_Extracted information_.
··········

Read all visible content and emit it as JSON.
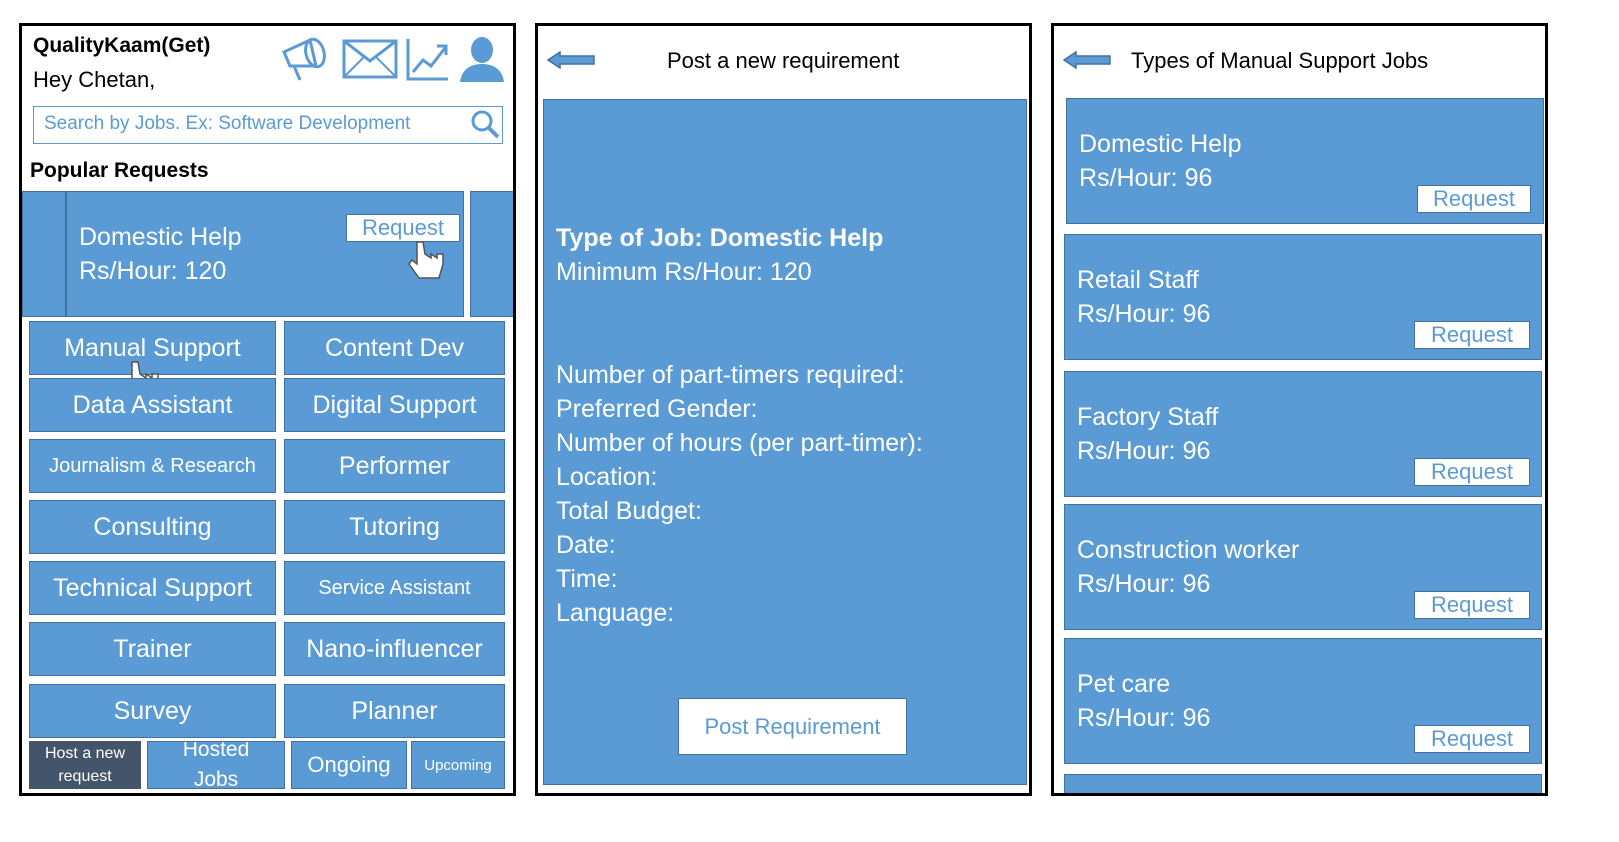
{
  "home": {
    "app_name": "QualityKaam(Get)",
    "greeting": "Hey Chetan,",
    "search_placeholder": "Search by Jobs. Ex: Software Development",
    "popular_heading": "Popular Requests",
    "popular_card": {
      "title": "Domestic Help",
      "rate": "Rs/Hour: 120",
      "button": "Request"
    },
    "categories": [
      "Manual Support",
      "Content Dev",
      "Data Assistant",
      "Digital Support",
      "Journalism & Research",
      "Performer",
      "Consulting",
      "Tutoring",
      "Technical Support",
      "Service Assistant",
      "Trainer",
      "Nano-influencer",
      "Survey",
      "Planner"
    ],
    "bottom_nav": [
      "Host a new request",
      "Hosted Jobs",
      "Ongoing",
      "Upcoming"
    ]
  },
  "post": {
    "title": "Post a new requirement",
    "job_type": "Type of Job: Domestic Help",
    "min_rate": "Minimum Rs/Hour: 120",
    "fields": [
      "Number of part-timers required:",
      "Preferred Gender:",
      "Number of hours (per part-timer):",
      "Location:",
      "Total Budget:",
      "Date:",
      "Time:",
      "Language:"
    ],
    "submit": "Post Requirement"
  },
  "types": {
    "title": "Types of Manual Support Jobs",
    "jobs": [
      {
        "name": "Domestic Help",
        "rate": "Rs/Hour: 96",
        "button": "Request"
      },
      {
        "name": "Retail Staff",
        "rate": "Rs/Hour: 96",
        "button": "Request"
      },
      {
        "name": "Factory Staff",
        "rate": "Rs/Hour: 96",
        "button": "Request"
      },
      {
        "name": "Construction worker",
        "rate": "Rs/Hour: 96",
        "button": "Request"
      },
      {
        "name": "Pet care",
        "rate": "Rs/Hour: 96",
        "button": "Request"
      }
    ]
  },
  "colors": {
    "tile": "#5b9bd5",
    "tile_border": "#41719c",
    "nav_active": "#44546a"
  },
  "icons": [
    "megaphone-icon",
    "mail-icon",
    "trend-chart-icon",
    "user-icon",
    "search-icon",
    "back-arrow-icon",
    "hand-pointer-icon"
  ]
}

··········

_Task_.
Write out the entries above word for word. Do not include the pictures.

_Task output_.
Read all visible content and emit it as JSON.
{
  "home": {
    "app_name": "QualityKaam(Get)",
    "greeting": "Hey Chetan,",
    "search_placeholder": "Search by Jobs. Ex: Software Development",
    "popular_heading": "Popular Requests",
    "popular_card": {
      "title": "Domestic Help",
      "rate": "Rs/Hour: 120",
      "button": "Request"
    },
    "categories": [
      "Manual Support",
      "Content Dev",
      "Data Assistant",
      "Digital Support",
      "Journalism & Research",
      "Performer",
      "Consulting",
      "Tutoring",
      "Technical Support",
      "Service Assistant",
      "Trainer",
      "Nano-influencer",
      "Survey",
      "Planner"
    ],
    "bottom_nav": [
      "Host a new request",
      "Hosted Jobs",
      "Ongoing",
      "Upcoming"
    ]
  },
  "post": {
    "title": "Post a new requirement",
    "job_type": "Type of Job: Domestic Help",
    "min_rate": "Minimum Rs/Hour: 120",
    "fields": [
      "Number of part-timers required:",
      "Preferred Gender:",
      "Number of hours (per part-timer):",
      "Location:",
      "Total Budget:",
      "Date:",
      "Time:",
      "Language:"
    ],
    "submit": "Post Requirement"
  },
  "types": {
    "title": "Types of Manual Support Jobs",
    "jobs": [
      {
        "name": "Domestic Help",
        "rate": "Rs/Hour: 96",
        "button": "Request"
      },
      {
        "name": "Retail Staff",
        "rate": "Rs/Hour: 96",
        "button": "Request"
      },
      {
        "name": "Factory Staff",
        "rate": "Rs/Hour: 96",
        "button": "Request"
      },
      {
        "name": "Construction worker",
        "rate": "Rs/Hour: 96",
        "button": "Request"
      },
      {
        "name": "Pet care",
        "rate": "Rs/Hour: 96",
        "button": "Request"
      }
    ]
  },
  "colors": {
    "tile": "#5b9bd5",
    "tile_border": "#41719c",
    "nav_active": "#44546a"
  },
  "icons": [
    "megaphone-icon",
    "mail-icon",
    "trend-chart-icon",
    "user-icon",
    "search-icon",
    "back-arrow-icon",
    "hand-pointer-icon"
  ]
}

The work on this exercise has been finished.